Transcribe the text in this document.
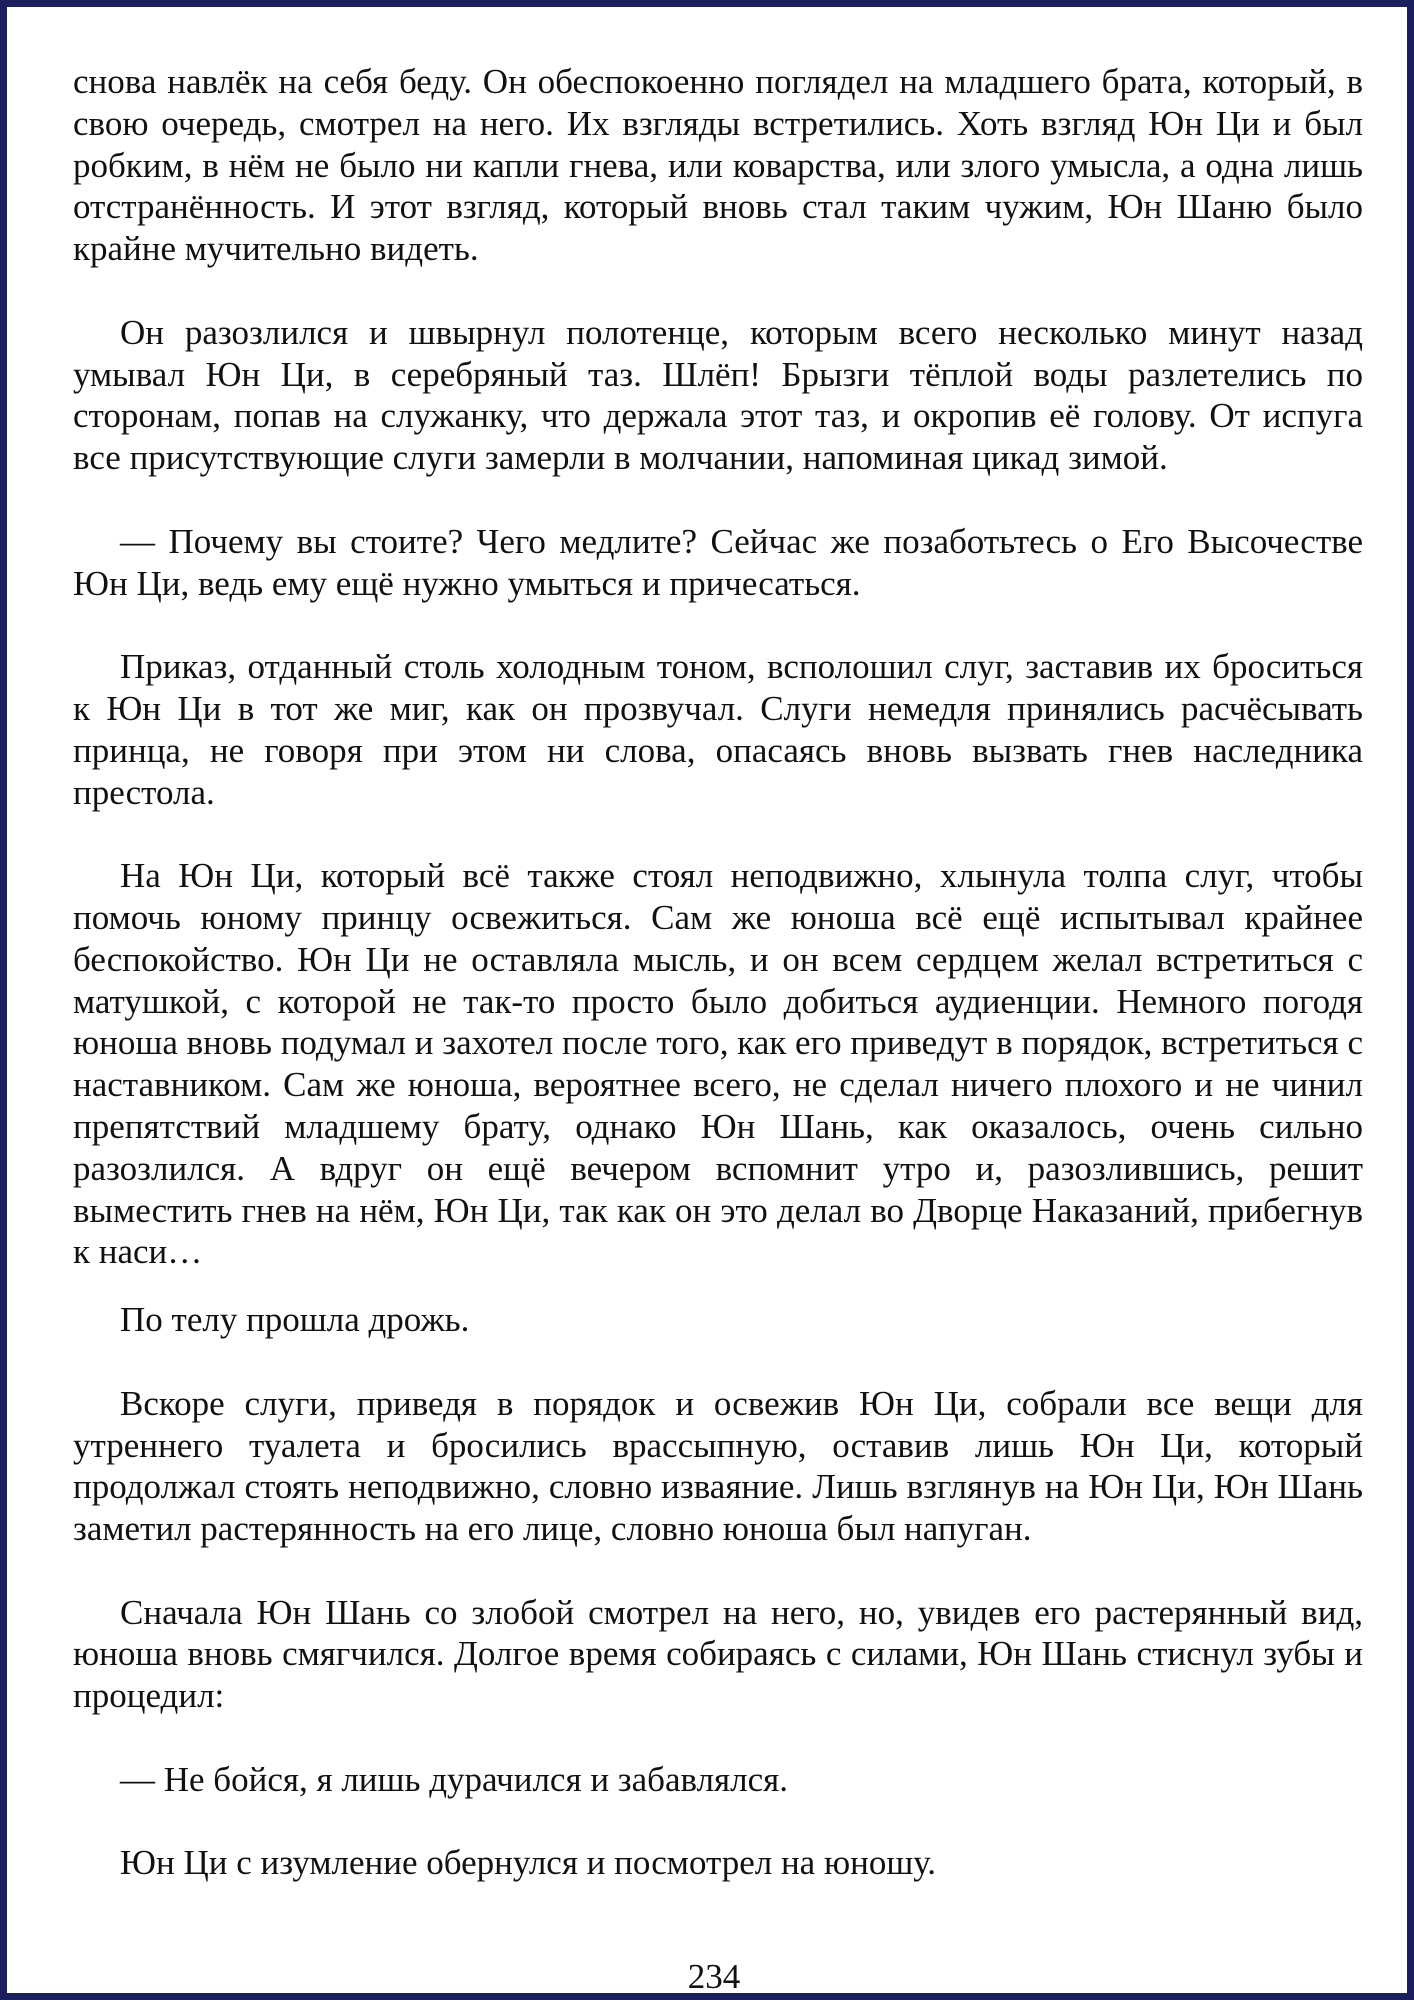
снова навлёк на себя беду. Он обеспокоенно поглядел на младшего брата, который, в свою очередь, смотрел на него. Их взгляды встретились. Хоть взгляд Юн Ци и был робким, в нём не было ни капли гнева, или коварства, или злого умысла, а одна лишь отстранённость. И этот взгляд, который вновь стал таким чужим, Юн Шаню было крайне мучительно видеть.

Он разозлился и швырнул полотенце, которым всего несколько минут назад умывал Юн Ци, в серебряный таз. Шлёп! Брызги тёплой воды разлетелись по сторонам, попав на служанку, что держала этот таз, и окропив её голову. От испуга все присутствующие слуги замерли в молчании, напоминая цикад зимой.

— Почему вы стоите? Чего медлите? Сейчас же позаботьтесь о Его Высочестве Юн Ци, ведь ему ещё нужно умыться и причесаться.

Приказ, отданный столь холодным тоном, всполошил слуг, заставив их броситься к Юн Ци в тот же миг, как он прозвучал. Слуги немедля принялись расчёсывать принца, не говоря при этом ни слова, опасаясь вновь вызвать гнев наследника престола.

На Юн Ци, который всё также стоял неподвижно, хлынула толпа слуг, чтобы помочь юному принцу освежиться. Сам же юноша всё ещё испытывал крайнее беспокойство. Юн Ци не оставляла мысль, и он всем сердцем желал встретиться с матушкой, с которой не так-то просто было добиться аудиенции. Немного погодя юноша вновь подумал и захотел после того, как его приведут в порядок, встретиться с наставником. Сам же юноша, вероятнее всего, не сделал ничего плохого и не чинил препятствий младшему брату, однако Юн Шань, как оказалось, очень сильно разозлился. А вдруг он ещё вечером вспомнит утро и, разозлившись, решит выместить гнев на нём, Юн Ци, так как он это делал во Дворце Наказаний, прибегнув к наси…

По телу прошла дрожь.

Вскоре слуги, приведя в порядок и освежив Юн Ци, собрали все вещи для утреннего туалета и бросились врассыпную, оставив лишь Юн Ци, который продолжал стоять неподвижно, словно изваяние. Лишь взглянув на Юн Ци, Юн Шань заметил растерянность на его лице, словно юноша был напуган.

Сначала Юн Шань со злобой смотрел на него, но, увидев его растерянный вид, юноша вновь смягчился. Долгое время собираясь с силами, Юн Шань стиснул зубы и процедил:

— Не бойся, я лишь дурачился и забавлялся.

Юн Ци с изумление обернулся и посмотрел на юношу.

234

§ **WHAT THIS TASK INVOLVES**: Quote the data above in full, leaving out the pictures it holds.

§ **ANSWER**:
Transcribe the text in this document.
снова навлёк на себя беду. Он обеспокоенно поглядел на младшего брата, который, в свою очередь, смотрел на него. Их взгляды встретились. Хоть взгляд Юн Ци и был робким, в нём не было ни капли гнева, или коварства, или злого умысла, а одна лишь отстранённость. И этот взгляд, который вновь стал таким чужим, Юн Шаню было крайне мучительно видеть.

Он разозлился и швырнул полотенце, которым всего несколько минут назад умывал Юн Ци, в серебряный таз. Шлёп! Брызги тёплой воды разлетелись по сторонам, попав на служанку, что держала этот таз, и окропив её голову. От испуга все присутствующие слуги замерли в молчании, напоминая цикад зимой.

— Почему вы стоите? Чего медлите? Сейчас же позаботьтесь о Его Высочестве Юн Ци, ведь ему ещё нужно умыться и причесаться.

Приказ, отданный столь холодным тоном, всполошил слуг, заставив их броситься к Юн Ци в тот же миг, как он прозвучал. Слуги немедля принялись расчёсывать принца, не говоря при этом ни слова, опасаясь вновь вызвать гнев наследника престола.

На Юн Ци, который всё также стоял неподвижно, хлынула толпа слуг, чтобы помочь юному принцу освежиться. Сам же юноша всё ещё испытывал крайнее беспокойство. Юн Ци не оставляла мысль, и он всем сердцем желал встретиться с матушкой, с которой не так-то просто было добиться аудиенции. Немного погодя юноша вновь подумал и захотел после того, как его приведут в порядок, встретиться с наставником. Сам же юноша, вероятнее всего, не сделал ничего плохого и не чинил препятствий младшему брату, однако Юн Шань, как оказалось, очень сильно разозлился. А вдруг он ещё вечером вспомнит утро и, разозлившись, решит выместить гнев на нём, Юн Ци, так как он это делал во Дворце Наказаний, прибегнув к наси…

По телу прошла дрожь.

Вскоре слуги, приведя в порядок и освежив Юн Ци, собрали все вещи для утреннего туалета и бросились врассыпную, оставив лишь Юн Ци, который продолжал стоять неподвижно, словно изваяние. Лишь взглянув на Юн Ци, Юн Шань заметил растерянность на его лице, словно юноша был напуган.

Сначала Юн Шань со злобой смотрел на него, но, увидев его растерянный вид, юноша вновь смягчился. Долгое время собираясь с силами, Юн Шань стиснул зубы и процедил:

— Не бойся, я лишь дурачился и забавлялся.

Юн Ци с изумление обернулся и посмотрел на юношу.

234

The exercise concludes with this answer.